**RECORDS TO USE**
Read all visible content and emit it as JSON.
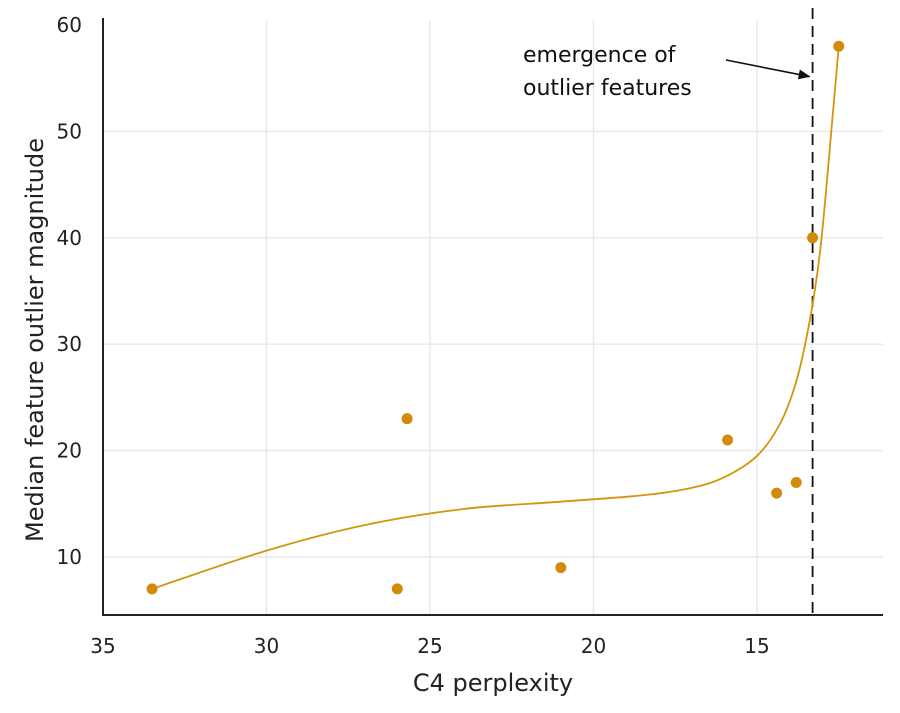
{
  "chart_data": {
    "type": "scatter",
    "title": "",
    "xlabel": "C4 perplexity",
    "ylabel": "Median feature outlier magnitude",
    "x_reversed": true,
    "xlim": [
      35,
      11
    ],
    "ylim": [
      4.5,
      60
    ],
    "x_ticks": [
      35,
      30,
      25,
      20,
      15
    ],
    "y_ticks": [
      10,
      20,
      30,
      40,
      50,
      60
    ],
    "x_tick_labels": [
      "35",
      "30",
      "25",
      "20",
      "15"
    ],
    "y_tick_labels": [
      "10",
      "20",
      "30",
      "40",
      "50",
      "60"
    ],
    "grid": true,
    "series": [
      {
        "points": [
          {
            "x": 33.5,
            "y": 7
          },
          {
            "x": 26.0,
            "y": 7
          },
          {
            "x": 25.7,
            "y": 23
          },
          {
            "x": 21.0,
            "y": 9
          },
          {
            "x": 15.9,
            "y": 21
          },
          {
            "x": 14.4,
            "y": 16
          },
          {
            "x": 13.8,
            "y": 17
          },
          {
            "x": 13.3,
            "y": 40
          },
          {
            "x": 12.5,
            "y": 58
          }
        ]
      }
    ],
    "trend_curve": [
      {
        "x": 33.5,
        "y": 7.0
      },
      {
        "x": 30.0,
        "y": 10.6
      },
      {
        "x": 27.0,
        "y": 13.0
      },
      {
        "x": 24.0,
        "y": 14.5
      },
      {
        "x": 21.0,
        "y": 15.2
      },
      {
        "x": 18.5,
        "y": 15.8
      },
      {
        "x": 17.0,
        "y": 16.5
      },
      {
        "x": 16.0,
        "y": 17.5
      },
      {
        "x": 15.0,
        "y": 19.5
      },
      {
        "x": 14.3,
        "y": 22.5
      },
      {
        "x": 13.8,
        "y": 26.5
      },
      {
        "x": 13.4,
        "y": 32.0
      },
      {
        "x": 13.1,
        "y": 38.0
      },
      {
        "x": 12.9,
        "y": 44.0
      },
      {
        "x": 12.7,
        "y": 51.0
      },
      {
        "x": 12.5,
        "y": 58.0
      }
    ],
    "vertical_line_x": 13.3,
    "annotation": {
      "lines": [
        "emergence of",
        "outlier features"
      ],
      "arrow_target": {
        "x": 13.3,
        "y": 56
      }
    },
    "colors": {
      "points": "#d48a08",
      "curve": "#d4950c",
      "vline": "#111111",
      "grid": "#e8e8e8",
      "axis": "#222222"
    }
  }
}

**TASK DESCRIPTION**
Write out the records above exactly as they appear, leaving out any pictures.

**CORRECT RESPONSE**
Read all visible content and emit it as JSON.
{
  "chart_data": {
    "type": "scatter",
    "title": "",
    "xlabel": "C4 perplexity",
    "ylabel": "Median feature outlier magnitude",
    "x_reversed": true,
    "xlim": [
      35,
      11
    ],
    "ylim": [
      4.5,
      60
    ],
    "x_ticks": [
      35,
      30,
      25,
      20,
      15
    ],
    "y_ticks": [
      10,
      20,
      30,
      40,
      50,
      60
    ],
    "x_tick_labels": [
      "35",
      "30",
      "25",
      "20",
      "15"
    ],
    "y_tick_labels": [
      "10",
      "20",
      "30",
      "40",
      "50",
      "60"
    ],
    "grid": true,
    "series": [
      {
        "points": [
          {
            "x": 33.5,
            "y": 7
          },
          {
            "x": 26.0,
            "y": 7
          },
          {
            "x": 25.7,
            "y": 23
          },
          {
            "x": 21.0,
            "y": 9
          },
          {
            "x": 15.9,
            "y": 21
          },
          {
            "x": 14.4,
            "y": 16
          },
          {
            "x": 13.8,
            "y": 17
          },
          {
            "x": 13.3,
            "y": 40
          },
          {
            "x": 12.5,
            "y": 58
          }
        ]
      }
    ],
    "trend_curve": [
      {
        "x": 33.5,
        "y": 7.0
      },
      {
        "x": 30.0,
        "y": 10.6
      },
      {
        "x": 27.0,
        "y": 13.0
      },
      {
        "x": 24.0,
        "y": 14.5
      },
      {
        "x": 21.0,
        "y": 15.2
      },
      {
        "x": 18.5,
        "y": 15.8
      },
      {
        "x": 17.0,
        "y": 16.5
      },
      {
        "x": 16.0,
        "y": 17.5
      },
      {
        "x": 15.0,
        "y": 19.5
      },
      {
        "x": 14.3,
        "y": 22.5
      },
      {
        "x": 13.8,
        "y": 26.5
      },
      {
        "x": 13.4,
        "y": 32.0
      },
      {
        "x": 13.1,
        "y": 38.0
      },
      {
        "x": 12.9,
        "y": 44.0
      },
      {
        "x": 12.7,
        "y": 51.0
      },
      {
        "x": 12.5,
        "y": 58.0
      }
    ],
    "vertical_line_x": 13.3,
    "annotation": {
      "lines": [
        "emergence of",
        "outlier features"
      ],
      "arrow_target": {
        "x": 13.3,
        "y": 56
      }
    },
    "colors": {
      "points": "#d48a08",
      "curve": "#d4950c",
      "vline": "#111111",
      "grid": "#e8e8e8",
      "axis": "#222222"
    }
  }
}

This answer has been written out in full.